§ GIVEN DATA:
== == ==

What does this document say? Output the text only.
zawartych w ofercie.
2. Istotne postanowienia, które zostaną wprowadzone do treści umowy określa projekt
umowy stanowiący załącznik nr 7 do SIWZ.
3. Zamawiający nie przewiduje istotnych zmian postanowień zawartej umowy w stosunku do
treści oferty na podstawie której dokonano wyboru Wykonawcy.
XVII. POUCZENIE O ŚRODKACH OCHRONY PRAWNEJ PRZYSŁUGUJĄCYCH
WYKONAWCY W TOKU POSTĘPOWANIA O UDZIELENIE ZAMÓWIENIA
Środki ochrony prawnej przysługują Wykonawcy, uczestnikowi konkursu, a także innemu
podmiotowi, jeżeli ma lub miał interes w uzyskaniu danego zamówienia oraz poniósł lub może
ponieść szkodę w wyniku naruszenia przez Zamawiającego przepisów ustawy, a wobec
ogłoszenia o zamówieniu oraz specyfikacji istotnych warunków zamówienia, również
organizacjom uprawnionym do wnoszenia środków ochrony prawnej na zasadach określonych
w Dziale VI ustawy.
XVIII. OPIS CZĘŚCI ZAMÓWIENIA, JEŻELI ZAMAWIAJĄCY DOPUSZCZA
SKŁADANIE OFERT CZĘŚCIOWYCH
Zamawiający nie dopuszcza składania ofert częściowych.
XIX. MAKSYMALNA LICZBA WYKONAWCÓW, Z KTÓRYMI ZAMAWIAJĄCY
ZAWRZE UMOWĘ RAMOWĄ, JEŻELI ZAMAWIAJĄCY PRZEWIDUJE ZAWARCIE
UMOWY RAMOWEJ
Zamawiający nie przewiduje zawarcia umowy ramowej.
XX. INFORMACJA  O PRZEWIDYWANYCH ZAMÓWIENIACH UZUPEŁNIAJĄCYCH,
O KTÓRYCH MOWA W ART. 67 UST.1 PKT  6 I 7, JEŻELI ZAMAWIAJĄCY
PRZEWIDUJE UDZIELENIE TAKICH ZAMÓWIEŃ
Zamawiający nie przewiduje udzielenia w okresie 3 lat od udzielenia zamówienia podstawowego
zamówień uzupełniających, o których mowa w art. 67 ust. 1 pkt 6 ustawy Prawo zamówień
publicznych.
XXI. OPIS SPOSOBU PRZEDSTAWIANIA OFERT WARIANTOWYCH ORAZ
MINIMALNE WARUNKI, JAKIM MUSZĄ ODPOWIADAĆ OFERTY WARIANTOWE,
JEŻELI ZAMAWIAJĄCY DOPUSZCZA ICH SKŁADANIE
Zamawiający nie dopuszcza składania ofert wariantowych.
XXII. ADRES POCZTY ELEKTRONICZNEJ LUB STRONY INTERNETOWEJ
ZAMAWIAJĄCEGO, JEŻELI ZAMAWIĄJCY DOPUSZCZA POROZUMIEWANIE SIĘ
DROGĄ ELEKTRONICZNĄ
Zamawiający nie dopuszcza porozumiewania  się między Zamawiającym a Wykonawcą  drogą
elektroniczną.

== == ==

§ THE EXERCISE: Your task is to extract all of the records exactly.

§ ANSWER:
What does this document say? Output the text only.
zawartych w ofercie.
2. Istotne postanowienia, które zostaną wprowadzone do treści umowy określa projekt
umowy stanowiący załącznik nr 7 do SIWZ.
3. Zamawiający nie przewiduje istotnych zmian postanowień zawartej umowy w stosunku do
treści oferty na podstawie której dokonano wyboru Wykonawcy.
XVII. POUCZENIE O ŚRODKACH OCHRONY PRAWNEJ PRZYSŁUGUJĄCYCH
WYKONAWCY W TOKU POSTĘPOWANIA O UDZIELENIE ZAMÓWIENIA
Środki ochrony prawnej przysługują Wykonawcy, uczestnikowi konkursu, a także innemu
podmiotowi, jeżeli ma lub miał interes w uzyskaniu danego zamówienia oraz poniósł lub może
ponieść szkodę w wyniku naruszenia przez Zamawiającego przepisów ustawy, a wobec
ogłoszenia o zamówieniu oraz specyfikacji istotnych warunków zamówienia, również
organizacjom uprawnionym do wnoszenia środków ochrony prawnej na zasadach określonych
w Dziale VI ustawy.
XVIII. OPIS CZĘŚCI ZAMÓWIENIA, JEŻELI ZAMAWIAJĄCY DOPUSZCZA
SKŁADANIE OFERT CZĘŚCIOWYCH
Zamawiający nie dopuszcza składania ofert częściowych.
XIX. MAKSYMALNA LICZBA WYKONAWCÓW, Z KTÓRYMI ZAMAWIAJĄCY
ZAWRZE UMOWĘ RAMOWĄ, JEŻELI ZAMAWIAJĄCY PRZEWIDUJE ZAWARCIE
UMOWY RAMOWEJ
Zamawiający nie przewiduje zawarcia umowy ramowej.
XX. INFORMACJA  O PRZEWIDYWANYCH ZAMÓWIENIACH UZUPEŁNIAJĄCYCH,
O KTÓRYCH MOWA W ART. 67 UST.1 PKT  6 I 7, JEŻELI ZAMAWIAJĄCY
PRZEWIDUJE UDZIELENIE TAKICH ZAMÓWIEŃ
Zamawiający nie przewiduje udzielenia w okresie 3 lat od udzielenia zamówienia podstawowego
zamówień uzupełniających, o których mowa w art. 67 ust. 1 pkt 6 ustawy Prawo zamówień
publicznych.
XXI. OPIS SPOSOBU PRZEDSTAWIANIA OFERT WARIANTOWYCH ORAZ
MINIMALNE WARUNKI, JAKIM MUSZĄ ODPOWIADAĆ OFERTY WARIANTOWE,
JEŻELI ZAMAWIAJĄCY DOPUSZCZA ICH SKŁADANIE
Zamawiający nie dopuszcza składania ofert wariantowych.
XXII. ADRES POCZTY ELEKTRONICZNEJ LUB STRONY INTERNETOWEJ
ZAMAWIAJĄCEGO, JEŻELI ZAMAWIĄJCY DOPUSZCZA POROZUMIEWANIE SIĘ
DROGĄ ELEKTRONICZNĄ
Zamawiający nie dopuszcza porozumiewania  się między Zamawiającym a Wykonawcą  drogą
elektroniczną.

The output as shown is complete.